*Directions*. Copy each line below without leaving any out.

[Records from a collection]
------------------------------

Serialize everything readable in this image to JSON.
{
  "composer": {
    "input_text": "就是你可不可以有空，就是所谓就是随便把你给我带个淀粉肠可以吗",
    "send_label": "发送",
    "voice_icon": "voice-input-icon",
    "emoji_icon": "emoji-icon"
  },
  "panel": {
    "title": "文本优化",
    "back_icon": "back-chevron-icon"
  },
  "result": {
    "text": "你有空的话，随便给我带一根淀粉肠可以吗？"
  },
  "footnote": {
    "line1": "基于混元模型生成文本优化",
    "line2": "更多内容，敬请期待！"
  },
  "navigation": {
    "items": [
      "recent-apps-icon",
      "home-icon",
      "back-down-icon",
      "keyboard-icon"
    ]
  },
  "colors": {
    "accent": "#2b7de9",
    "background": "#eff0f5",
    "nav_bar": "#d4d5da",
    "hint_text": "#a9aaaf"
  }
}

------------------------------

*Answer for this exercise*.
Serialize everything readable in this image to JSON.
{
  "composer": {
    "input_text": "就是你可不可以有空，就是所谓就是随便把你给我带个淀粉肠可以吗",
    "send_label": "发送",
    "voice_icon": "voice-input-icon",
    "emoji_icon": "emoji-icon"
  },
  "panel": {
    "title": "文本优化",
    "back_icon": "back-chevron-icon"
  },
  "result": {
    "text": "你有空的话，随便给我带一根淀粉肠可以吗？"
  },
  "footnote": {
    "line1": "基于混元模型生成文本优化",
    "line2": "更多内容，敬请期待！"
  },
  "navigation": {
    "items": [
      "recent-apps-icon",
      "home-icon",
      "back-down-icon",
      "keyboard-icon"
    ]
  },
  "colors": {
    "accent": "#2b7de9",
    "background": "#eff0f5",
    "nav_bar": "#d4d5da",
    "hint_text": "#a9aaaf"
  }
}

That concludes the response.